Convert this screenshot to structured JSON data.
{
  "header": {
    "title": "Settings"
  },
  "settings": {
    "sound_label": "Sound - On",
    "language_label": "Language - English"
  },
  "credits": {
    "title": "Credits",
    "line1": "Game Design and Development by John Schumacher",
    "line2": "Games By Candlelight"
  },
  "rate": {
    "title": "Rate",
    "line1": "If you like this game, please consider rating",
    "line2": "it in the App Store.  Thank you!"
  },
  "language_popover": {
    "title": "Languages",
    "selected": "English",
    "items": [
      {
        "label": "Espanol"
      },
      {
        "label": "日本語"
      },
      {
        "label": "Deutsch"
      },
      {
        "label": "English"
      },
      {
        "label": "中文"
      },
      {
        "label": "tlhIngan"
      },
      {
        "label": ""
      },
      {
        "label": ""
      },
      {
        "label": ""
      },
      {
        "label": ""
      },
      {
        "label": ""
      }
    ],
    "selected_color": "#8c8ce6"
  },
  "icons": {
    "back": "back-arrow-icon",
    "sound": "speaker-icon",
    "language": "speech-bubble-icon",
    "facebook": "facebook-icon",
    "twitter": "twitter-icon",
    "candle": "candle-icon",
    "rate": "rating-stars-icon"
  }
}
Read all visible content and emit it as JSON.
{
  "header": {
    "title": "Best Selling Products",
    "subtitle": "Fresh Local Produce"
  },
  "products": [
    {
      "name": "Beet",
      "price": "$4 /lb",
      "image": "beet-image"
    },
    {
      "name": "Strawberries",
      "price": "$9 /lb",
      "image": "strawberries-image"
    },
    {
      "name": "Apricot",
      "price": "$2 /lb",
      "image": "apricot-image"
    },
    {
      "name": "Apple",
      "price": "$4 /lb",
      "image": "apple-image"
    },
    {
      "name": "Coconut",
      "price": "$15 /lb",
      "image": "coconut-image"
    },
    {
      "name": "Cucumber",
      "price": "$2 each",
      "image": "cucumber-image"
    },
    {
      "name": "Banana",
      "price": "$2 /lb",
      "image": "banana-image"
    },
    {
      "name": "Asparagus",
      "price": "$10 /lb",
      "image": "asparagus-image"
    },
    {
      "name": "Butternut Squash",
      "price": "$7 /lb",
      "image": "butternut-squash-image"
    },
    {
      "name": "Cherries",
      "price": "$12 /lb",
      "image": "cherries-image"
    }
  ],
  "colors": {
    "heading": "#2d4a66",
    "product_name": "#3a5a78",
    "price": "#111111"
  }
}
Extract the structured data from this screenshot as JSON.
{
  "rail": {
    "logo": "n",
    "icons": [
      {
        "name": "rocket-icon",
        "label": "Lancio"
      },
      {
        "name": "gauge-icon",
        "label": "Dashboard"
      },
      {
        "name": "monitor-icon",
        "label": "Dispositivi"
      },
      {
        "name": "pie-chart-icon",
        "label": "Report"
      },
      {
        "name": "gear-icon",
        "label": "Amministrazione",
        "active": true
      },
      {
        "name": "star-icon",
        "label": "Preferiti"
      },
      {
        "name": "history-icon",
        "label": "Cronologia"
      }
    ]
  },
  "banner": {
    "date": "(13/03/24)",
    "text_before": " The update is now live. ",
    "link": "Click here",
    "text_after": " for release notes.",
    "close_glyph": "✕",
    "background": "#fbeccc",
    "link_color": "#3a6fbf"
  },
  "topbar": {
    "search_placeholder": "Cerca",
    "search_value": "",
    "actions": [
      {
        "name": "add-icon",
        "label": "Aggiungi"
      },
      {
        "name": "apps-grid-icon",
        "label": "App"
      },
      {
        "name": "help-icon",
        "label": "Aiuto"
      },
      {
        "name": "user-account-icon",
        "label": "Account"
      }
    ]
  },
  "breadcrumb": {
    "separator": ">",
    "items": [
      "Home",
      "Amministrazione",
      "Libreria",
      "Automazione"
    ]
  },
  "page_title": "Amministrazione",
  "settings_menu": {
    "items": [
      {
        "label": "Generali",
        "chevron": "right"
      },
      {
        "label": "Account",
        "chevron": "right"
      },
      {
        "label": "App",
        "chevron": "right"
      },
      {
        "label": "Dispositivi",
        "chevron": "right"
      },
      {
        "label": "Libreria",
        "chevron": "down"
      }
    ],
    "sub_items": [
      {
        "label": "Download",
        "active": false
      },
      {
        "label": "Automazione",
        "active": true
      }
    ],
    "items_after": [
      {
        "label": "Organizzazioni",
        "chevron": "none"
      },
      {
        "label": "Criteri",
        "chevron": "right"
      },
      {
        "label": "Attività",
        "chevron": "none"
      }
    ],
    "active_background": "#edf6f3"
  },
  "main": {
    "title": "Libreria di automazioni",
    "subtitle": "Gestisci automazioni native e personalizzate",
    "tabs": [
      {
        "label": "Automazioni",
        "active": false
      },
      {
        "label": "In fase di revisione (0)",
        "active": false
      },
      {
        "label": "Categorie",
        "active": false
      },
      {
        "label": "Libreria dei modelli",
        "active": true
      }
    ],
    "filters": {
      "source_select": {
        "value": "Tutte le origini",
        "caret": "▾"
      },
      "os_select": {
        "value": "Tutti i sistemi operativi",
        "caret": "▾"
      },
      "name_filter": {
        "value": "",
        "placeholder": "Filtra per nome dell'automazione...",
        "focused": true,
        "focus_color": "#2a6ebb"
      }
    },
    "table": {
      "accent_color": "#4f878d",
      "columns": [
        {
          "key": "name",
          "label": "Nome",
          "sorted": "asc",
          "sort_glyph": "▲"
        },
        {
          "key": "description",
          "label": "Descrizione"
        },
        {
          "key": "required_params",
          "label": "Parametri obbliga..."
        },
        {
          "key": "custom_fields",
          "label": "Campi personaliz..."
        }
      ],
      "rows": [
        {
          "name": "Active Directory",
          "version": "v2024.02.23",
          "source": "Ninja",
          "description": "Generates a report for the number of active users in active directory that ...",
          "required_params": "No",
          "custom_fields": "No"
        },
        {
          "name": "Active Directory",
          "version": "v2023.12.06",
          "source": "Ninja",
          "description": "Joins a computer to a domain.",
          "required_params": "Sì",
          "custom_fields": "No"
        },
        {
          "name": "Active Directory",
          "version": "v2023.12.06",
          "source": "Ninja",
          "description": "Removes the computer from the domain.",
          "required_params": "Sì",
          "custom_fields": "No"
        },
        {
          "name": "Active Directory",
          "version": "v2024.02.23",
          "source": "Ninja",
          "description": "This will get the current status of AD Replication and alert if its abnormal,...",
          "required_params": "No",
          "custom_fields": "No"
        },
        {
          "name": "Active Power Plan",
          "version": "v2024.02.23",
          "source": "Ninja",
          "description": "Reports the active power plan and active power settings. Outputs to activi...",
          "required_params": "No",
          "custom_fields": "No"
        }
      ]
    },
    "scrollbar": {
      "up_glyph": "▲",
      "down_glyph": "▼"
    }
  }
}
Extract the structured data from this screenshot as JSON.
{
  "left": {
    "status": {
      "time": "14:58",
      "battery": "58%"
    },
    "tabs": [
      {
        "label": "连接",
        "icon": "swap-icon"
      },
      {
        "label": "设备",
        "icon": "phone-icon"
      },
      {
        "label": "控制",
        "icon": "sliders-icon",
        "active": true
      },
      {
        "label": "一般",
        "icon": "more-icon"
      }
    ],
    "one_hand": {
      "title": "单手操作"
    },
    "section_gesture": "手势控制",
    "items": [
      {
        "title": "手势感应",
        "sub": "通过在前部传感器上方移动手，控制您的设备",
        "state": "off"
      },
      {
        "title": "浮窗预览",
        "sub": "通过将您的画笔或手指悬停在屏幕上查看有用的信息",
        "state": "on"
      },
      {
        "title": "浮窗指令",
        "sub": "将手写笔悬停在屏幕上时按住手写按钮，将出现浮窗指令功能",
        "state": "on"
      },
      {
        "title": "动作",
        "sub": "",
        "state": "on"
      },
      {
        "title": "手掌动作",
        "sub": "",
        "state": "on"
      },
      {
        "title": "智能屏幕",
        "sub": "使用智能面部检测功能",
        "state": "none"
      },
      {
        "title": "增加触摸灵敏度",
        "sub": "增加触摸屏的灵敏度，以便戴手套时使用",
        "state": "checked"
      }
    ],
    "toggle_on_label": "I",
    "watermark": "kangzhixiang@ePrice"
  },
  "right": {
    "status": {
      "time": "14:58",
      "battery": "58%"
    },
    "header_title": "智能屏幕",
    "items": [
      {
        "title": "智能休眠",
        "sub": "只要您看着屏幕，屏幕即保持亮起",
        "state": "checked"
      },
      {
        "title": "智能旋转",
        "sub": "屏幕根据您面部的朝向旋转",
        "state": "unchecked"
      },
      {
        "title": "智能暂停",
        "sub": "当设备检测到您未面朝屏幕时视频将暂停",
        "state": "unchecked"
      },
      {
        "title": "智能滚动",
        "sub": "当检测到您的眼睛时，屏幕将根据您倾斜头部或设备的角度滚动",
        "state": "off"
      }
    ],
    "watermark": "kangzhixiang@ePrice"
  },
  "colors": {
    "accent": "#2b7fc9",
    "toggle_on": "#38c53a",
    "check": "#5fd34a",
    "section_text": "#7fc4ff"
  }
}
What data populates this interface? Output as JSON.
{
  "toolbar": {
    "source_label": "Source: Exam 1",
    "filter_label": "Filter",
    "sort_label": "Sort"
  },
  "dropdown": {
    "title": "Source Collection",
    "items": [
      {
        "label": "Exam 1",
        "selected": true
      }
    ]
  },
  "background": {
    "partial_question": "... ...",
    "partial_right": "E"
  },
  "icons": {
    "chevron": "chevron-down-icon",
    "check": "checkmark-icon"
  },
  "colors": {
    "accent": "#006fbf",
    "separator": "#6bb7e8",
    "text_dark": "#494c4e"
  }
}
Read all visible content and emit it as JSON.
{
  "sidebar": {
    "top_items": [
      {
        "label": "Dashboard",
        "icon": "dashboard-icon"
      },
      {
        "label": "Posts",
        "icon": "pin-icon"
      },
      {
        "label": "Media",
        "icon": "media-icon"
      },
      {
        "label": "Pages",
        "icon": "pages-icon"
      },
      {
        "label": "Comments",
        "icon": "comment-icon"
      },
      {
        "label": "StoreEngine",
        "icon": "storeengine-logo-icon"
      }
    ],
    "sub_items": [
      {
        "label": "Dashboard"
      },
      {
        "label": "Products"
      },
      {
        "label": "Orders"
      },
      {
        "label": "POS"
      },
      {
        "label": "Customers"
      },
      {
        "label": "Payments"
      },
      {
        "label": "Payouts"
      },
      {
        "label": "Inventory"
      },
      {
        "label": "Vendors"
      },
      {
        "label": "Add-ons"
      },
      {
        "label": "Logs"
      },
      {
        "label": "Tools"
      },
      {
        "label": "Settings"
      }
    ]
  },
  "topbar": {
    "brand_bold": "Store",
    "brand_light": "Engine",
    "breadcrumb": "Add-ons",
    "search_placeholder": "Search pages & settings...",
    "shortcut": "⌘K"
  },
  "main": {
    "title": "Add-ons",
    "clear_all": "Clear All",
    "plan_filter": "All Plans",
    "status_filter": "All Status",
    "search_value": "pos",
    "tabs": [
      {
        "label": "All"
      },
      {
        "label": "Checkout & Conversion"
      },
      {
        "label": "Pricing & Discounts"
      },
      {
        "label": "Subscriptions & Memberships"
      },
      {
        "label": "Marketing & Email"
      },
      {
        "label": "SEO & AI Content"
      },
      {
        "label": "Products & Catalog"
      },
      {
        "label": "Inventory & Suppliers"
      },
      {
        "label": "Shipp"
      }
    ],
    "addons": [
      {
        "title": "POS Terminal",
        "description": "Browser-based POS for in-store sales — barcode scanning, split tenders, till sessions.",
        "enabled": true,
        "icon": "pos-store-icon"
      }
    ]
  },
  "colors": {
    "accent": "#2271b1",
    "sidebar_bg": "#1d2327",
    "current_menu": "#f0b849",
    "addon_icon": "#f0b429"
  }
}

================

## WHAT YOU NEED TO DO
Look through the entries and return every line where "image" appears.

## EXERCISE ANSWER
      "image": "beet-image"
      "image": "strawberries-image"
      "image": "apricot-image"
      "image": "apple-image"
      "image": "coconut-image"
      "image": "cucumber-image"
      "image": "banana-image"
      "image": "asparagus-image"
      "image": "butternut-squash-image"
      "image": "cherries-image"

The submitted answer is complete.